- Problem requirements -
Omit the pictures and output every entry below exactly as written.

######

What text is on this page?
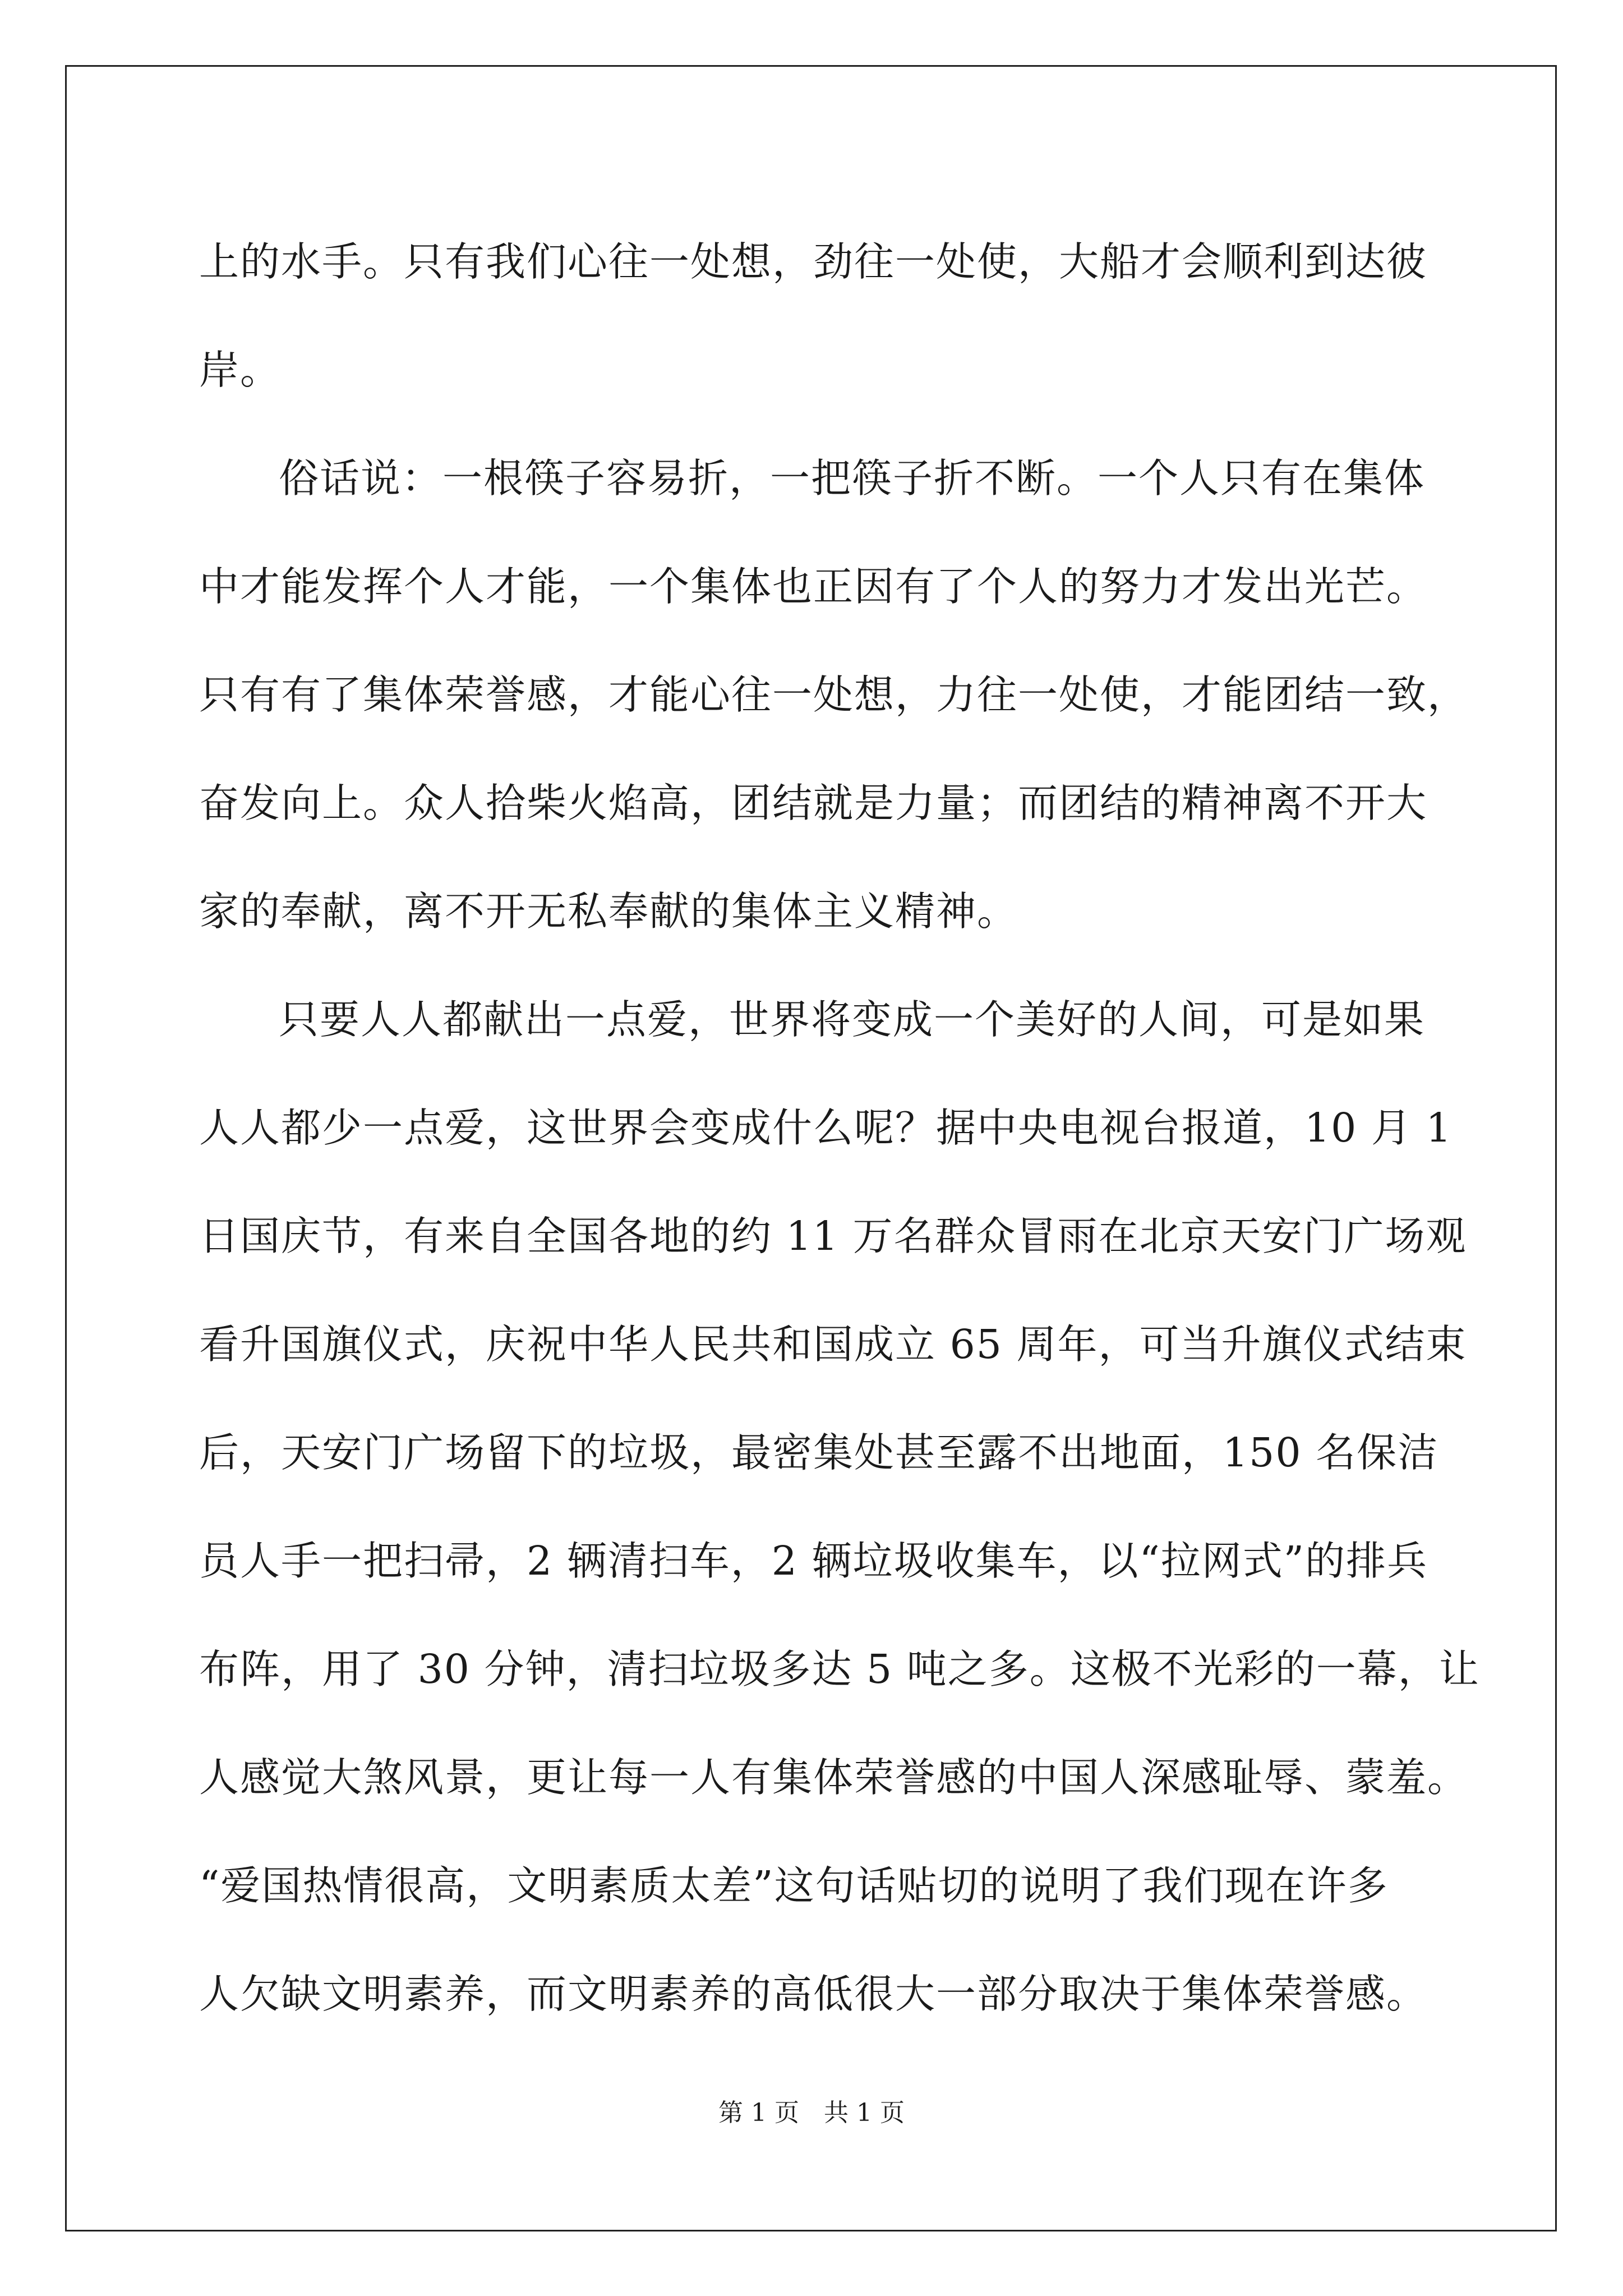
上的水手。只有我们心往一处想，劲往一处使，大船才会顺利到达彼
岸。
俗话说：一根筷子容易折，一把筷子折不断。一个人只有在集体
中才能发挥个人才能，一个集体也正因有了个人的努力才发出光芒。
只有有了集体荣誉感，才能心往一处想，力往一处使，才能团结一致，
奋发向上。众人拾柴火焰高，团结就是力量；而团结的精神离不开大
家的奉献，离不开无私奉献的集体主义精神。
只要人人都献出一点爱，世界将变成一个美好的人间，可是如果
人人都少一点爱，这世界会变成什么呢？据中央电视台报道，10 月 1
日国庆节，有来自全国各地的约 11 万名群众冒雨在北京天安门广场观
看升国旗仪式，庆祝中华人民共和国成立 65 周年，可当升旗仪式结束
后，天安门广场留下的垃圾，最密集处甚至露不出地面，150 名保洁
员人手一把扫帚，2 辆清扫车，2 辆垃圾收集车，以“拉网式”的排兵
布阵，用了 30 分钟，清扫垃圾多达 5 吨之多。这极不光彩的一幕，让
人感觉大煞风景，更让每一人有集体荣誉感的中国人深感耻辱、蒙羞。
“爱国热情很高，文明素质太差”这句话贴切的说明了我们现在许多
人欠缺文明素养，而文明素养的高低很大一部分取决于集体荣誉感。
第 1 页　共 1 页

######

- Problem solution -
What text is on this page?
上的水手。只有我们心往一处想，劲往一处使，大船才会顺利到达彼
岸。
俗话说：一根筷子容易折，一把筷子折不断。一个人只有在集体
中才能发挥个人才能，一个集体也正因有了个人的努力才发出光芒。
只有有了集体荣誉感，才能心往一处想，力往一处使，才能团结一致，
奋发向上。众人拾柴火焰高，团结就是力量；而团结的精神离不开大
家的奉献，离不开无私奉献的集体主义精神。
只要人人都献出一点爱，世界将变成一个美好的人间，可是如果
人人都少一点爱，这世界会变成什么呢？据中央电视台报道，10 月 1
日国庆节，有来自全国各地的约 11 万名群众冒雨在北京天安门广场观
看升国旗仪式，庆祝中华人民共和国成立 65 周年，可当升旗仪式结束
后，天安门广场留下的垃圾，最密集处甚至露不出地面，150 名保洁
员人手一把扫帚，2 辆清扫车，2 辆垃圾收集车，以“拉网式”的排兵
布阵，用了 30 分钟，清扫垃圾多达 5 吨之多。这极不光彩的一幕，让
人感觉大煞风景，更让每一人有集体荣誉感的中国人深感耻辱、蒙羞。
“爱国热情很高，文明素质太差”这句话贴切的说明了我们现在许多
人欠缺文明素养，而文明素养的高低很大一部分取决于集体荣誉感。
第 1 页　共 1 页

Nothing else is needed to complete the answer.